## Written instruction:
Collect every line that includes the string "this".

## Records provided:

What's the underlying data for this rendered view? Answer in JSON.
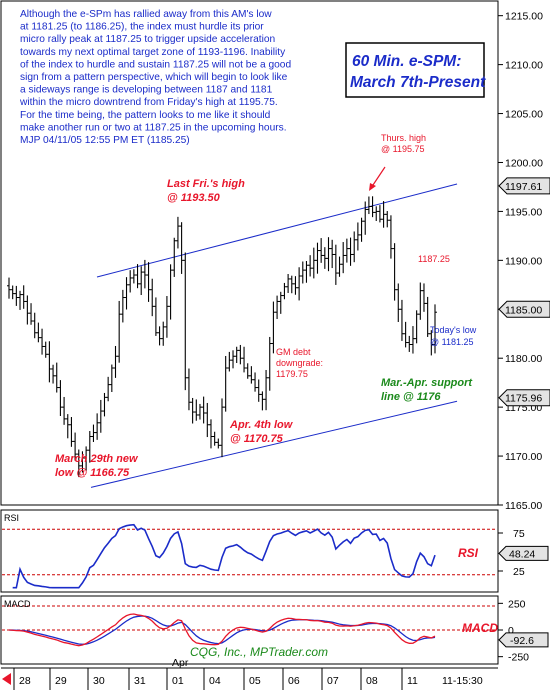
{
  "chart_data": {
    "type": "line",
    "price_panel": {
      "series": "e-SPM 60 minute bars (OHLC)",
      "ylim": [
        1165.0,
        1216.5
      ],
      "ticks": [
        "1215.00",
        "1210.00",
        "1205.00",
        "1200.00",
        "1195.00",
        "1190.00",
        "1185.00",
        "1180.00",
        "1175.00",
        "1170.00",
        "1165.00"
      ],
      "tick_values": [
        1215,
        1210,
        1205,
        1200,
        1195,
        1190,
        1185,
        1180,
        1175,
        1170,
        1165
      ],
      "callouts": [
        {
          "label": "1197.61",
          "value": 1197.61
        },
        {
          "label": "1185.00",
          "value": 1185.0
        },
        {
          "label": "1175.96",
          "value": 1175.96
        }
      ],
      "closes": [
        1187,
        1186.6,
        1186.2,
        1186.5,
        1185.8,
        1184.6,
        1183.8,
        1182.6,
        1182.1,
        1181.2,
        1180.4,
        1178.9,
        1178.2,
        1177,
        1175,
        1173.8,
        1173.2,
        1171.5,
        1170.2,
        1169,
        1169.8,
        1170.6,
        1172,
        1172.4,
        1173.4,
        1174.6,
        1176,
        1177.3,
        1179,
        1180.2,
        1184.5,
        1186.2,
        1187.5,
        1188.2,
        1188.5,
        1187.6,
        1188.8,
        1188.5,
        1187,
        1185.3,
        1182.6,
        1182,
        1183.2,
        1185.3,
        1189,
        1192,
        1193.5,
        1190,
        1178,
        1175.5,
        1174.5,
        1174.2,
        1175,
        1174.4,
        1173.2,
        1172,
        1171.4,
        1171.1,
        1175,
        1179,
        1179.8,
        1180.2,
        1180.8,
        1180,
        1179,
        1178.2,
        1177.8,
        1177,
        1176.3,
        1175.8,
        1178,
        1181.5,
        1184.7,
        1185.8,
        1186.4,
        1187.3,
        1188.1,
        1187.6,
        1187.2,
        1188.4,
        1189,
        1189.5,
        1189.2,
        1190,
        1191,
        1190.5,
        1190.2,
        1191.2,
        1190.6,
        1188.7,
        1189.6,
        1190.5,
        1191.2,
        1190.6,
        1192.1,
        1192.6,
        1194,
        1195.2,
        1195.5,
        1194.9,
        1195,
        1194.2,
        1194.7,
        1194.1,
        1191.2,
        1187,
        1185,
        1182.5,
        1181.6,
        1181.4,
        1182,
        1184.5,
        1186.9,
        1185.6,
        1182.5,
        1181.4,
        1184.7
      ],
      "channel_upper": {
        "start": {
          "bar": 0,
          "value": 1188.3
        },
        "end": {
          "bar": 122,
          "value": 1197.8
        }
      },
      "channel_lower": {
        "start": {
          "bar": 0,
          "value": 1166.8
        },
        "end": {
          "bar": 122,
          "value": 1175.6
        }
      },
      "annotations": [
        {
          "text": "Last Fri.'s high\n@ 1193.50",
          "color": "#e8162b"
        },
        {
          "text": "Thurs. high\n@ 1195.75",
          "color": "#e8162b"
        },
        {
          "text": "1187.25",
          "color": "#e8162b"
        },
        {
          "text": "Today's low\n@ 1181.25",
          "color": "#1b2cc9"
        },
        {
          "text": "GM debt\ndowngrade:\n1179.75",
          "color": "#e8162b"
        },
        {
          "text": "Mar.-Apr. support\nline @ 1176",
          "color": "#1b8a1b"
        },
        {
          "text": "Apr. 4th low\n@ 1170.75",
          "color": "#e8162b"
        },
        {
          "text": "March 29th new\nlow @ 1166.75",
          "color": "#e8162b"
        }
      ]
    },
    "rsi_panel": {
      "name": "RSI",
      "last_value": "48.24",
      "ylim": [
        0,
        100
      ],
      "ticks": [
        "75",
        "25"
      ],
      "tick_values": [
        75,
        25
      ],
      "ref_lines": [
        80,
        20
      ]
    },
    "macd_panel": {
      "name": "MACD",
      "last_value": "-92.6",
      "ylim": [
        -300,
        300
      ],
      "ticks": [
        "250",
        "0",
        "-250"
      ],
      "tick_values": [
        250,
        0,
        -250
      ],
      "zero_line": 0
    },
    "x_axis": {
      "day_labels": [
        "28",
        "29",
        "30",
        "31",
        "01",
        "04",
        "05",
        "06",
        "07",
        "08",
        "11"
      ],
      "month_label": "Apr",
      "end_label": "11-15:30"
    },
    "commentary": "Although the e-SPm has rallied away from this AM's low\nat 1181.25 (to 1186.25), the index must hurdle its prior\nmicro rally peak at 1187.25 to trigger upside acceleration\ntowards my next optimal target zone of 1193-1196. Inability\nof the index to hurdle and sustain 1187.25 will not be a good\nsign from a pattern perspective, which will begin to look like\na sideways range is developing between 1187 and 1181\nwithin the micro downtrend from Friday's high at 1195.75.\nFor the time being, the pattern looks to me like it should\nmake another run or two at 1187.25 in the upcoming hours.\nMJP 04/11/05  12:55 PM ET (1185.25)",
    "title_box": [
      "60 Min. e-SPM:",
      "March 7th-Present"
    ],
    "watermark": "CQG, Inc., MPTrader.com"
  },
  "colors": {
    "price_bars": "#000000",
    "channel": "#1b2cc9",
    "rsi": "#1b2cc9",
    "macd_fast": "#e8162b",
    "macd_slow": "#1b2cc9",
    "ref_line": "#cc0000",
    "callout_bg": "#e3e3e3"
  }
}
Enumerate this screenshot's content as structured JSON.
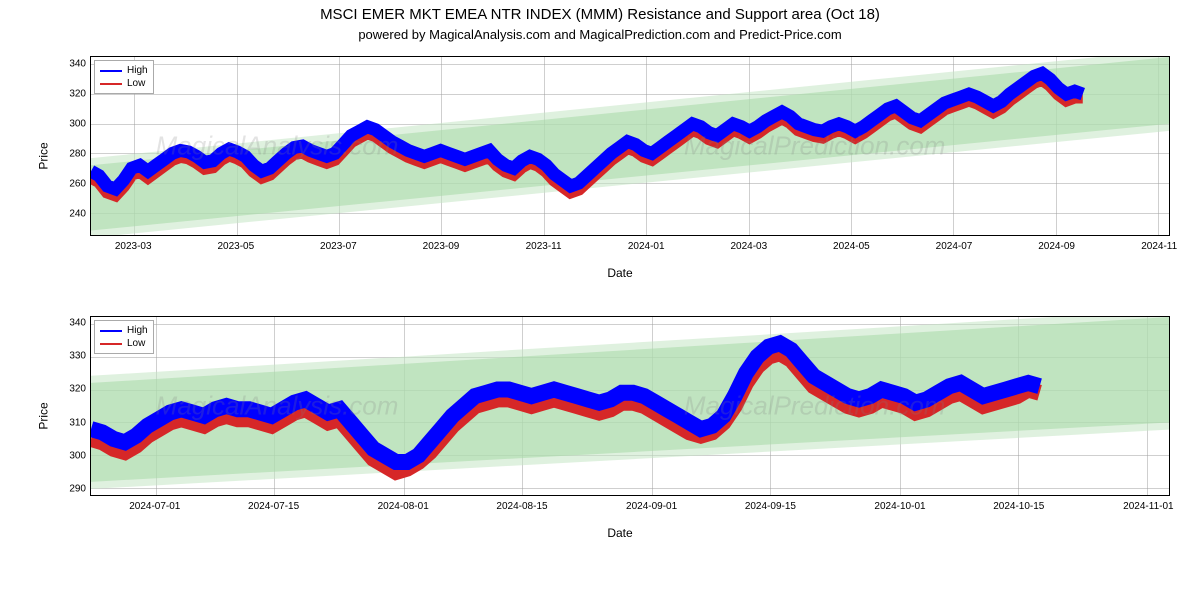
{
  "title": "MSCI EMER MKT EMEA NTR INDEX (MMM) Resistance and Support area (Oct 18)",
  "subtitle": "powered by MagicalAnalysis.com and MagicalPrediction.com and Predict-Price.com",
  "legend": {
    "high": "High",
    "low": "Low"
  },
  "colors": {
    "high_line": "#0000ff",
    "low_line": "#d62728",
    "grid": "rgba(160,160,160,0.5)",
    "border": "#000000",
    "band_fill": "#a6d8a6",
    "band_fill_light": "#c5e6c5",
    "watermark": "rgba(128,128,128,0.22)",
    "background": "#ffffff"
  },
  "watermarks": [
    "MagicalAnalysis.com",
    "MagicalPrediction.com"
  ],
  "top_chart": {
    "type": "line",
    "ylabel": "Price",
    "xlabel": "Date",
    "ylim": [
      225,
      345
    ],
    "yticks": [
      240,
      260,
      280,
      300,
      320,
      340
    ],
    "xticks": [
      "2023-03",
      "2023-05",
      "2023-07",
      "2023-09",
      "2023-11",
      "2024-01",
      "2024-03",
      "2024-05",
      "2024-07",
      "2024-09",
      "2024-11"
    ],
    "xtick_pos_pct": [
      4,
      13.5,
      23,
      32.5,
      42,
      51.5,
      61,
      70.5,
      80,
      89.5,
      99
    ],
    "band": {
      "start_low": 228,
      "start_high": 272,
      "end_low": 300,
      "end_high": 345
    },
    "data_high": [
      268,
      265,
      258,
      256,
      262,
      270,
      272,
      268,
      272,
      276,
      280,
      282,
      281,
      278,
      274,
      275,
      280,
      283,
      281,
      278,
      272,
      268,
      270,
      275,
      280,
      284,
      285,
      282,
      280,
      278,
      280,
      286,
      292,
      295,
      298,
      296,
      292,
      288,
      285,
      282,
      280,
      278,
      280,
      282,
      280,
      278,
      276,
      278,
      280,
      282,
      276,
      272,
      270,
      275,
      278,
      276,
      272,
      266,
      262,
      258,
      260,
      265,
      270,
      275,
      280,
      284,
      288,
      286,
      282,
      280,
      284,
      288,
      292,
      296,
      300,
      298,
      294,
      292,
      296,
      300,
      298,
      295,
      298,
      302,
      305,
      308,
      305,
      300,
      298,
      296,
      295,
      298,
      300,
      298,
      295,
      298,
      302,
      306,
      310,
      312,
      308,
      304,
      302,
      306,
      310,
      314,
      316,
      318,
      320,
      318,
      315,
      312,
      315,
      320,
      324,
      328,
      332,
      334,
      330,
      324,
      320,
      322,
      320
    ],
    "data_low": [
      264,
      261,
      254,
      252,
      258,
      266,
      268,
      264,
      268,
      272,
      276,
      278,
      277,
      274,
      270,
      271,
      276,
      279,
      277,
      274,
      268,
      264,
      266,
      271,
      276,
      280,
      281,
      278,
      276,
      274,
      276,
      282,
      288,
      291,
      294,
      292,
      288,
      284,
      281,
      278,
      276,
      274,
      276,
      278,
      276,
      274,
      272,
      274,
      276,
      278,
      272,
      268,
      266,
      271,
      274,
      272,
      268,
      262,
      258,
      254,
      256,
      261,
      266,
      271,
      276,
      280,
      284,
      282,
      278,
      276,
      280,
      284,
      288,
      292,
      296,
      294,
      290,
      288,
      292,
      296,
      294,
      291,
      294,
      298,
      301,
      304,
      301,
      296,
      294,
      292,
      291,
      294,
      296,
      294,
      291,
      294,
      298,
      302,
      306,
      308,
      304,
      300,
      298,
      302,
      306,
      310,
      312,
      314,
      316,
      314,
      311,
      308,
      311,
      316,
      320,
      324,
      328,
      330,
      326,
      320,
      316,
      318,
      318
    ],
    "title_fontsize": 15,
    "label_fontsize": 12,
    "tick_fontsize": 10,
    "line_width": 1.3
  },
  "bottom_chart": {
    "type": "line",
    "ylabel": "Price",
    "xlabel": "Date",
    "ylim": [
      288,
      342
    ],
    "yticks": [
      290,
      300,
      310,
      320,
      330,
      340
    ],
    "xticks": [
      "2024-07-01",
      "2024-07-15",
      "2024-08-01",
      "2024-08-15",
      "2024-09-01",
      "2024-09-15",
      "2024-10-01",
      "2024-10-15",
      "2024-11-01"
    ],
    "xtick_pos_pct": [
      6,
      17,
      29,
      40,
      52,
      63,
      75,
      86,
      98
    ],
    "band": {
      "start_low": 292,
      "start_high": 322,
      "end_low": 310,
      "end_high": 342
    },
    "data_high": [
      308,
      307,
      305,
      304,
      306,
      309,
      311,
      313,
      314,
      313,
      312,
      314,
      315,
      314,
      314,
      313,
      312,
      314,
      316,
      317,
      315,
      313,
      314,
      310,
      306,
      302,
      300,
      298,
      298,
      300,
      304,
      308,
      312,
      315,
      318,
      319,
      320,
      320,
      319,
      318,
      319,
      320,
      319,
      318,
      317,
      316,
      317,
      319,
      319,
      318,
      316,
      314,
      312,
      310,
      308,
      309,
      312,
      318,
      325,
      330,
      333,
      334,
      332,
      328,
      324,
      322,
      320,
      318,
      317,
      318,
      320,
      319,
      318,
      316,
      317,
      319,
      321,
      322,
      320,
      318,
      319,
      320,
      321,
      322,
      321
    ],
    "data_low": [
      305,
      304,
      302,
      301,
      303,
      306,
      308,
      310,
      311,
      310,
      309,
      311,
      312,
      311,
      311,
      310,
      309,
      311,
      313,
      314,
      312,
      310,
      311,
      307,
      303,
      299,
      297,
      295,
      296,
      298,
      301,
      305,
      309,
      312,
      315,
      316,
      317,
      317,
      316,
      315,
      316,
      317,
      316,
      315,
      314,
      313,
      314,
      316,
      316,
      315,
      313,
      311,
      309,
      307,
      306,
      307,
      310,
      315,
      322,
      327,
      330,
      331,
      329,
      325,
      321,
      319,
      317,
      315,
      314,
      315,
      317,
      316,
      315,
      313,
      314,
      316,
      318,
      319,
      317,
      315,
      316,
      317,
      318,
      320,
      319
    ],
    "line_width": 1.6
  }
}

==

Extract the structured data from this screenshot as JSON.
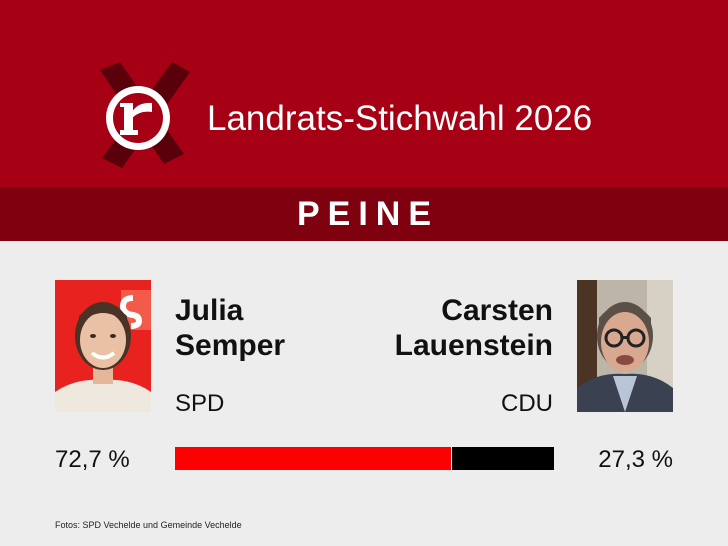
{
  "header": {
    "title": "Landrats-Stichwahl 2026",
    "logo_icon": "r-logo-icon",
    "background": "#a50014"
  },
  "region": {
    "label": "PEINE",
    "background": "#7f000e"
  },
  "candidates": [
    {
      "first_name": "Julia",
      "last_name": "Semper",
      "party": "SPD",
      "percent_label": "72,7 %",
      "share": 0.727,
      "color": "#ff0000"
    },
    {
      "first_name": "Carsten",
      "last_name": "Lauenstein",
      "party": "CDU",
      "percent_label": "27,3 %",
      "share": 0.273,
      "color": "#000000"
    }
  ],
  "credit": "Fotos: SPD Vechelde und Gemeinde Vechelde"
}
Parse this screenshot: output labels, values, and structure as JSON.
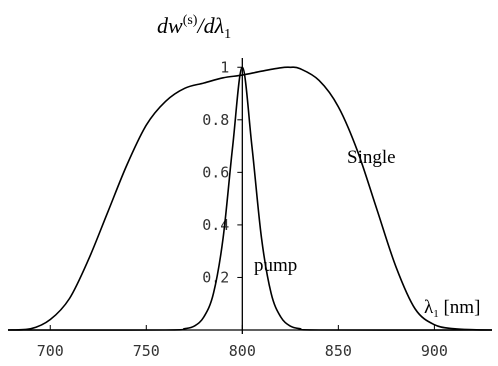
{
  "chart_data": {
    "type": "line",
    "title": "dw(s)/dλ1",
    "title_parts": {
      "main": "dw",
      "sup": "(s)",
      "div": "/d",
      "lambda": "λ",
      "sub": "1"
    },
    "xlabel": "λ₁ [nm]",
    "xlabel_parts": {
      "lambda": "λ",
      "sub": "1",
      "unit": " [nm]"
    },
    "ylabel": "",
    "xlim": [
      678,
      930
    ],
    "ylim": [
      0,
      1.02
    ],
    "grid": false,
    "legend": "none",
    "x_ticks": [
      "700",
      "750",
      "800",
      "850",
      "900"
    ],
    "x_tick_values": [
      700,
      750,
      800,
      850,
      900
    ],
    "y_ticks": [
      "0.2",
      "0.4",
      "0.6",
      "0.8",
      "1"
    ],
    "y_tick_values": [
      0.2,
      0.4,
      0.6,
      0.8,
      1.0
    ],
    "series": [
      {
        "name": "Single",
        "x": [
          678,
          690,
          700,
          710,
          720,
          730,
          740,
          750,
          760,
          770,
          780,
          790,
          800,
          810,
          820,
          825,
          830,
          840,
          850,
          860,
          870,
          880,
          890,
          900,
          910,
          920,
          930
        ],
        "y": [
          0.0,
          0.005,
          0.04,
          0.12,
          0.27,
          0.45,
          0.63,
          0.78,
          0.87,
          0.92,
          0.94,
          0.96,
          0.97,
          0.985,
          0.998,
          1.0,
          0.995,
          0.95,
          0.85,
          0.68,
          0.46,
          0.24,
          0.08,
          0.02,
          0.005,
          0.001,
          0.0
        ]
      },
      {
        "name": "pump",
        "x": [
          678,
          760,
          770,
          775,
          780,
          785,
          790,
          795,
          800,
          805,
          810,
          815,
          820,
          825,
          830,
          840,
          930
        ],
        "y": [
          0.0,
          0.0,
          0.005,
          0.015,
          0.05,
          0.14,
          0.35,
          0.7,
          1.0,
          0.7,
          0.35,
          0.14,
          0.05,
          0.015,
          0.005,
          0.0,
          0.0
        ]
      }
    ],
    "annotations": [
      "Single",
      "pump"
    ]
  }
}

## Result below:
What's the underlying data for this rendered view? Answer in JSON.
    "commentary": "Although the e-SPm has rallied away from this AM's low\nat 1181.25 (to 1186.25), the index must hurdle its prior\nmicro rally peak at 1187.25 to trigger upside acceleration\ntowards my next optimal target zone of 1193-1196. Inability\nof the index to hurdle and sustain 1187.25 will not be a good\nsign from a pattern perspective, which will begin to look like\na sideways range is developing between 1187 and 1181\nwithin the micro downtrend from Friday's high at 1195.75.\nFor the time being, the pattern looks to me like it should\nmake another run or two at 1187.25 in the upcoming hours.\nMJP 04/11/05  12:55 PM ET (1185.25)",
Enumerate this screenshot's content as structured JSON.
Extract the structured data from this screenshot as JSON.
Parse this screenshot: output labels, values, and structure as JSON.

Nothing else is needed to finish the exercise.